= INSTRUCTION =
Restate, word for word, all of the material shown below.

Items from a figure collection
○ ○ ○ ○ ○ ○ ○

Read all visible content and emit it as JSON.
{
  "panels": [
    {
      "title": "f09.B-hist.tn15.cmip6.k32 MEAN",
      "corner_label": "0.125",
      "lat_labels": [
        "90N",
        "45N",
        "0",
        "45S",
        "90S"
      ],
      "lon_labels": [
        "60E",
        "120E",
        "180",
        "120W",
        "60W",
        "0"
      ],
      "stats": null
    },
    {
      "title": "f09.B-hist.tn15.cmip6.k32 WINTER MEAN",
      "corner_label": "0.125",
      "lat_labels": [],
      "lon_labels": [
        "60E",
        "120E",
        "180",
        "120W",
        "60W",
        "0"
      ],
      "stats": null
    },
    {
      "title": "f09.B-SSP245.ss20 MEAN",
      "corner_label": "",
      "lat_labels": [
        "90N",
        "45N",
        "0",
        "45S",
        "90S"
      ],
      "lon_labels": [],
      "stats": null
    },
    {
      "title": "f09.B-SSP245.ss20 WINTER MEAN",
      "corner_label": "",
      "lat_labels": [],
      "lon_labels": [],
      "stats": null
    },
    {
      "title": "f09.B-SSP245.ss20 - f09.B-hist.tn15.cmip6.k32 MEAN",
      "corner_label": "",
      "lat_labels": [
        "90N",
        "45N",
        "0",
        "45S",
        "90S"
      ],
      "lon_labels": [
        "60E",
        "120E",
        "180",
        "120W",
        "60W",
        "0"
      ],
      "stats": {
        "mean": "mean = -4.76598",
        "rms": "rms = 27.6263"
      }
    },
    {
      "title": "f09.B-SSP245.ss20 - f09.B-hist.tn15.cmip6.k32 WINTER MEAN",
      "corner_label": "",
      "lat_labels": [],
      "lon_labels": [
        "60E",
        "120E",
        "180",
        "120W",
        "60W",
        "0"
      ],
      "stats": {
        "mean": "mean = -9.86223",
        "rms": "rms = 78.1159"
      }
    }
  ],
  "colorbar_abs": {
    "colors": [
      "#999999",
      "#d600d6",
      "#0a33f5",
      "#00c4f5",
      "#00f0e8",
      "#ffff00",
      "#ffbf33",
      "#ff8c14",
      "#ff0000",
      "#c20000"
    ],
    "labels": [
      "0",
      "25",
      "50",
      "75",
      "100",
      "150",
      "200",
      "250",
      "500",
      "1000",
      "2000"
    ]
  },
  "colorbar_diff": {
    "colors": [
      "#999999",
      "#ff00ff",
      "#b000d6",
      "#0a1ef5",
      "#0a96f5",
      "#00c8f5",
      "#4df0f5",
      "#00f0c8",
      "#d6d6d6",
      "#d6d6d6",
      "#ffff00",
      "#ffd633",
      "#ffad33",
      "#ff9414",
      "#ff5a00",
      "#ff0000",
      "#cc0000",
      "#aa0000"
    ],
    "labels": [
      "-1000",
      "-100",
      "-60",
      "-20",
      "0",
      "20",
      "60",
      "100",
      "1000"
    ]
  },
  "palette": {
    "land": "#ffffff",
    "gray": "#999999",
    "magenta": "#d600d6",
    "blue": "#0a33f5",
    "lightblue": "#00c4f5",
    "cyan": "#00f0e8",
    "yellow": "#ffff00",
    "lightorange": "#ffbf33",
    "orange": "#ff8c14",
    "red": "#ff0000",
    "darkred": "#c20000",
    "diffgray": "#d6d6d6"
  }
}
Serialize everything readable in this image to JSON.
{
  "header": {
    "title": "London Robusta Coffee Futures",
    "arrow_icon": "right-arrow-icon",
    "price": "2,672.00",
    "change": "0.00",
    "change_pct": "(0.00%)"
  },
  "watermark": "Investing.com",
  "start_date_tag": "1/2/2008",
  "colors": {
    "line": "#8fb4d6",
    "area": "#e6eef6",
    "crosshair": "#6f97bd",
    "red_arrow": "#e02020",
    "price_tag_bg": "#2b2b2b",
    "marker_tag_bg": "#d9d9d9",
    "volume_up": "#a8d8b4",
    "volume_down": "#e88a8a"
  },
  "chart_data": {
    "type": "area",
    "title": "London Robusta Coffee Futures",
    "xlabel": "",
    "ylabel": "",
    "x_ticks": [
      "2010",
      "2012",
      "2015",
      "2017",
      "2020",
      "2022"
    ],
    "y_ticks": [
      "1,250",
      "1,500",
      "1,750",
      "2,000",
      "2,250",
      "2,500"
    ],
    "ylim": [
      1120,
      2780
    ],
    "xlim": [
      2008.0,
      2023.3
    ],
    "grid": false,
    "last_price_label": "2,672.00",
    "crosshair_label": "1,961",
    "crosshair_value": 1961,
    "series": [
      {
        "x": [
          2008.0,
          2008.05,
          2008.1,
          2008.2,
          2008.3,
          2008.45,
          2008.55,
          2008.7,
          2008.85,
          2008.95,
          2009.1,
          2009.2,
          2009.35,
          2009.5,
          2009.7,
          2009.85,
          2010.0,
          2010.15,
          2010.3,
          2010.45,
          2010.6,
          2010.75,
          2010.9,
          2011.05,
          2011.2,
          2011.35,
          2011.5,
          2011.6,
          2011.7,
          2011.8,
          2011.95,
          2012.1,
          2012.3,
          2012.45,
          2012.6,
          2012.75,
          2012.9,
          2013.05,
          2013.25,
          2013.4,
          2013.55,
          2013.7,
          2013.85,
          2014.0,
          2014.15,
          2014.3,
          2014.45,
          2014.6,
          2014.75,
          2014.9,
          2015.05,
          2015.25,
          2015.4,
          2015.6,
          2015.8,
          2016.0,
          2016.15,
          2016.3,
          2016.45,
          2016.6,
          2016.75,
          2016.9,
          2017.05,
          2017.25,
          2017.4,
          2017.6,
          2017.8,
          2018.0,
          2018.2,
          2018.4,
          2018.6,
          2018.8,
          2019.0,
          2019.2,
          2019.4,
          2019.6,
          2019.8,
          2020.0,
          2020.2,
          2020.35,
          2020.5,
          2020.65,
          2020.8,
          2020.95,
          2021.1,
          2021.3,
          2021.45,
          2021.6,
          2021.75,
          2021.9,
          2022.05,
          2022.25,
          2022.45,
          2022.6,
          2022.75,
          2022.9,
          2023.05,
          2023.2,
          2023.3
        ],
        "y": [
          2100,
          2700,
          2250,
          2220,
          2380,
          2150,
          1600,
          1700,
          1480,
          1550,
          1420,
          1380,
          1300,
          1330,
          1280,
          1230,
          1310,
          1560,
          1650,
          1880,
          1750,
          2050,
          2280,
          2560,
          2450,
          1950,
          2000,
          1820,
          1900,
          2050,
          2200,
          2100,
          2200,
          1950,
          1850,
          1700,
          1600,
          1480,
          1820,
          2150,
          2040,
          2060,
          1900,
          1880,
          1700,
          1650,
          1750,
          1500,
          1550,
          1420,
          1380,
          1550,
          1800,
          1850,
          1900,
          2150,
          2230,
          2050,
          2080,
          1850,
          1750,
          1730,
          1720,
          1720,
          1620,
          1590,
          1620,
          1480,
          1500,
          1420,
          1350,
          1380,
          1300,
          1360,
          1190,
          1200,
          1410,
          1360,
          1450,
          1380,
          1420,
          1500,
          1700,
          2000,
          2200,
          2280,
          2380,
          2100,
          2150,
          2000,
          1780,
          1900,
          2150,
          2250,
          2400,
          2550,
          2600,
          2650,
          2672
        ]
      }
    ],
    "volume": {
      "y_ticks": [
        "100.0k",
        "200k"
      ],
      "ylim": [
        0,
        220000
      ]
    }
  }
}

○ ○ ○ ○ ○ ○ ○

= EXERCISE RESPONSE =
Read all visible content and emit it as JSON.
{
  "panels": [
    {
      "title": "f09.B-hist.tn15.cmip6.k32 MEAN",
      "corner_label": "0.125",
      "lat_labels": [
        "90N",
        "45N",
        "0",
        "45S",
        "90S"
      ],
      "lon_labels": [
        "60E",
        "120E",
        "180",
        "120W",
        "60W",
        "0"
      ],
      "stats": null
    },
    {
      "title": "f09.B-hist.tn15.cmip6.k32 WINTER MEAN",
      "corner_label": "0.125",
      "lat_labels": [],
      "lon_labels": [
        "60E",
        "120E",
        "180",
        "120W",
        "60W",
        "0"
      ],
      "stats": null
    },
    {
      "title": "f09.B-SSP245.ss20 MEAN",
      "corner_label": "",
      "lat_labels": [
        "90N",
        "45N",
        "0",
        "45S",
        "90S"
      ],
      "lon_labels": [],
      "stats": null
    },
    {
      "title": "f09.B-SSP245.ss20 WINTER MEAN",
      "corner_label": "",
      "lat_labels": [],
      "lon_labels": [],
      "stats": null
    },
    {
      "title": "f09.B-SSP245.ss20 - f09.B-hist.tn15.cmip6.k32 MEAN",
      "corner_label": "",
      "lat_labels": [
        "90N",
        "45N",
        "0",
        "45S",
        "90S"
      ],
      "lon_labels": [
        "60E",
        "120E",
        "180",
        "120W",
        "60W",
        "0"
      ],
      "stats": {
        "mean": "mean = -4.76598",
        "rms": "rms = 27.6263"
      }
    },
    {
      "title": "f09.B-SSP245.ss20 - f09.B-hist.tn15.cmip6.k32 WINTER MEAN",
      "corner_label": "",
      "lat_labels": [],
      "lon_labels": [
        "60E",
        "120E",
        "180",
        "120W",
        "60W",
        "0"
      ],
      "stats": {
        "mean": "mean = -9.86223",
        "rms": "rms = 78.1159"
      }
    }
  ],
  "colorbar_abs": {
    "colors": [
      "#999999",
      "#d600d6",
      "#0a33f5",
      "#00c4f5",
      "#00f0e8",
      "#ffff00",
      "#ffbf33",
      "#ff8c14",
      "#ff0000",
      "#c20000"
    ],
    "labels": [
      "0",
      "25",
      "50",
      "75",
      "100",
      "150",
      "200",
      "250",
      "500",
      "1000",
      "2000"
    ]
  },
  "colorbar_diff": {
    "colors": [
      "#999999",
      "#ff00ff",
      "#b000d6",
      "#0a1ef5",
      "#0a96f5",
      "#00c8f5",
      "#4df0f5",
      "#00f0c8",
      "#d6d6d6",
      "#d6d6d6",
      "#ffff00",
      "#ffd633",
      "#ffad33",
      "#ff9414",
      "#ff5a00",
      "#ff0000",
      "#cc0000",
      "#aa0000"
    ],
    "labels": [
      "-1000",
      "-100",
      "-60",
      "-20",
      "0",
      "20",
      "60",
      "100",
      "1000"
    ]
  },
  "palette": {
    "land": "#ffffff",
    "gray": "#999999",
    "magenta": "#d600d6",
    "blue": "#0a33f5",
    "lightblue": "#00c4f5",
    "cyan": "#00f0e8",
    "yellow": "#ffff00",
    "lightorange": "#ffbf33",
    "orange": "#ff8c14",
    "red": "#ff0000",
    "darkred": "#c20000",
    "diffgray": "#d6d6d6"
  }
}
Serialize everything readable in this image to JSON.
{
  "header": {
    "title": "London Robusta Coffee Futures",
    "arrow_icon": "right-arrow-icon",
    "price": "2,672.00",
    "change": "0.00",
    "change_pct": "(0.00%)"
  },
  "watermark": "Investing.com",
  "start_date_tag": "1/2/2008",
  "colors": {
    "line": "#8fb4d6",
    "area": "#e6eef6",
    "crosshair": "#6f97bd",
    "red_arrow": "#e02020",
    "price_tag_bg": "#2b2b2b",
    "marker_tag_bg": "#d9d9d9",
    "volume_up": "#a8d8b4",
    "volume_down": "#e88a8a"
  },
  "chart_data": {
    "type": "area",
    "title": "London Robusta Coffee Futures",
    "xlabel": "",
    "ylabel": "",
    "x_ticks": [
      "2010",
      "2012",
      "2015",
      "2017",
      "2020",
      "2022"
    ],
    "y_ticks": [
      "1,250",
      "1,500",
      "1,750",
      "2,000",
      "2,250",
      "2,500"
    ],
    "ylim": [
      1120,
      2780
    ],
    "xlim": [
      2008.0,
      2023.3
    ],
    "grid": false,
    "last_price_label": "2,672.00",
    "crosshair_label": "1,961",
    "crosshair_value": 1961,
    "series": [
      {
        "x": [
          2008.0,
          2008.05,
          2008.1,
          2008.2,
          2008.3,
          2008.45,
          2008.55,
          2008.7,
          2008.85,
          2008.95,
          2009.1,
          2009.2,
          2009.35,
          2009.5,
          2009.7,
          2009.85,
          2010.0,
          2010.15,
          2010.3,
          2010.45,
          2010.6,
          2010.75,
          2010.9,
          2011.05,
          2011.2,
          2011.35,
          2011.5,
          2011.6,
          2011.7,
          2011.8,
          2011.95,
          2012.1,
          2012.3,
          2012.45,
          2012.6,
          2012.75,
          2012.9,
          2013.05,
          2013.25,
          2013.4,
          2013.55,
          2013.7,
          2013.85,
          2014.0,
          2014.15,
          2014.3,
          2014.45,
          2014.6,
          2014.75,
          2014.9,
          2015.05,
          2015.25,
          2015.4,
          2015.6,
          2015.8,
          2016.0,
          2016.15,
          2016.3,
          2016.45,
          2016.6,
          2016.75,
          2016.9,
          2017.05,
          2017.25,
          2017.4,
          2017.6,
          2017.8,
          2018.0,
          2018.2,
          2018.4,
          2018.6,
          2018.8,
          2019.0,
          2019.2,
          2019.4,
          2019.6,
          2019.8,
          2020.0,
          2020.2,
          2020.35,
          2020.5,
          2020.65,
          2020.8,
          2020.95,
          2021.1,
          2021.3,
          2021.45,
          2021.6,
          2021.75,
          2021.9,
          2022.05,
          2022.25,
          2022.45,
          2022.6,
          2022.75,
          2022.9,
          2023.05,
          2023.2,
          2023.3
        ],
        "y": [
          2100,
          2700,
          2250,
          2220,
          2380,
          2150,
          1600,
          1700,
          1480,
          1550,
          1420,
          1380,
          1300,
          1330,
          1280,
          1230,
          1310,
          1560,
          1650,
          1880,
          1750,
          2050,
          2280,
          2560,
          2450,
          1950,
          2000,
          1820,
          1900,
          2050,
          2200,
          2100,
          2200,
          1950,
          1850,
          1700,
          1600,
          1480,
          1820,
          2150,
          2040,
          2060,
          1900,
          1880,
          1700,
          1650,
          1750,
          1500,
          1550,
          1420,
          1380,
          1550,
          1800,
          1850,
          1900,
          2150,
          2230,
          2050,
          2080,
          1850,
          1750,
          1730,
          1720,
          1720,
          1620,
          1590,
          1620,
          1480,
          1500,
          1420,
          1350,
          1380,
          1300,
          1360,
          1190,
          1200,
          1410,
          1360,
          1450,
          1380,
          1420,
          1500,
          1700,
          2000,
          2200,
          2280,
          2380,
          2100,
          2150,
          2000,
          1780,
          1900,
          2150,
          2250,
          2400,
          2550,
          2600,
          2650,
          2672
        ]
      }
    ],
    "volume": {
      "y_ticks": [
        "100.0k",
        "200k"
      ],
      "ylim": [
        0,
        220000
      ]
    }
  }
}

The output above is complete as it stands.